* The task: Return all lines below containing the word "شوكولا".

* Excerpted data:
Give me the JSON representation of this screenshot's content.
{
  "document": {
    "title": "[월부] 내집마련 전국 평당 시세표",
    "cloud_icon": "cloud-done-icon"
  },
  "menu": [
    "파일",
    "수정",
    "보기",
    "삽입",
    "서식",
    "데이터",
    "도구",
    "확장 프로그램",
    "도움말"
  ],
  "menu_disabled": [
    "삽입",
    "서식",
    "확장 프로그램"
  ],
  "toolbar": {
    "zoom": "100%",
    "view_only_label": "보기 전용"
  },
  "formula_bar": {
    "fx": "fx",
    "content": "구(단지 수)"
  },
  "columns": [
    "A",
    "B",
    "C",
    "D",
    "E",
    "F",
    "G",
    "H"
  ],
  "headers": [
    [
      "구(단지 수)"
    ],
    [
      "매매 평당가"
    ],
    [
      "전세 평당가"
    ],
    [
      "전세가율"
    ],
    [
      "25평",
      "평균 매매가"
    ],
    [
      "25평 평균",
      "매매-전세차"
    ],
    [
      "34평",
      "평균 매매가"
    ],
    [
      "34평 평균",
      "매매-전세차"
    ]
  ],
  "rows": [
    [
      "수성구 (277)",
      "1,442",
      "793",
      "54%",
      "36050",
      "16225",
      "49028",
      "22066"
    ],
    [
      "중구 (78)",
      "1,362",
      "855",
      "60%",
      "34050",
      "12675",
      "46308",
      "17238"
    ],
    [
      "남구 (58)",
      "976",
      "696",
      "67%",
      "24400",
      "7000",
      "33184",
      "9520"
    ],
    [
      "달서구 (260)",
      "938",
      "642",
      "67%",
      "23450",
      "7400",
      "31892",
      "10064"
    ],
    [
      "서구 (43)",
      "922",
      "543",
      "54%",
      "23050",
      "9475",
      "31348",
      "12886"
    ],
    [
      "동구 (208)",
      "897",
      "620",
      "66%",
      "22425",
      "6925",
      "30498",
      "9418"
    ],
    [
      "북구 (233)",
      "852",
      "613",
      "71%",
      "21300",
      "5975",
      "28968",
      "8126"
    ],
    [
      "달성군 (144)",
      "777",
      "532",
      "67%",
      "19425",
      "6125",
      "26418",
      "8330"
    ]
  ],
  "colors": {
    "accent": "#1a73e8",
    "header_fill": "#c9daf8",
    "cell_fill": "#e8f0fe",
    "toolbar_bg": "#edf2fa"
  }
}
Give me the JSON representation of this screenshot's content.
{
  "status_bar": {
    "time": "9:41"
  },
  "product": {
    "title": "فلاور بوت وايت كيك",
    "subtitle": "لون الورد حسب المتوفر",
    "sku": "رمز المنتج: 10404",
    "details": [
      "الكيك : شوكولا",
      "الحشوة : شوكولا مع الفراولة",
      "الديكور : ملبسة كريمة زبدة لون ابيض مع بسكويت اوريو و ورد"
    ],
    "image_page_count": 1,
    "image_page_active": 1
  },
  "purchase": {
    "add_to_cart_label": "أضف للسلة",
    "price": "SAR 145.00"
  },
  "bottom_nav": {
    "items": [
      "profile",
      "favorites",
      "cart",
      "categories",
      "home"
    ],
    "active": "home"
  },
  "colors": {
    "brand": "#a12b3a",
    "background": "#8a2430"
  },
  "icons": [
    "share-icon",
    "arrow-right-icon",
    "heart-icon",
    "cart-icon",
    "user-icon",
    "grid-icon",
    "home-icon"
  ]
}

* Solution to this problem:
      "الكيك : شوكولا",
      "الحشوة : شوكولا مع الفراولة",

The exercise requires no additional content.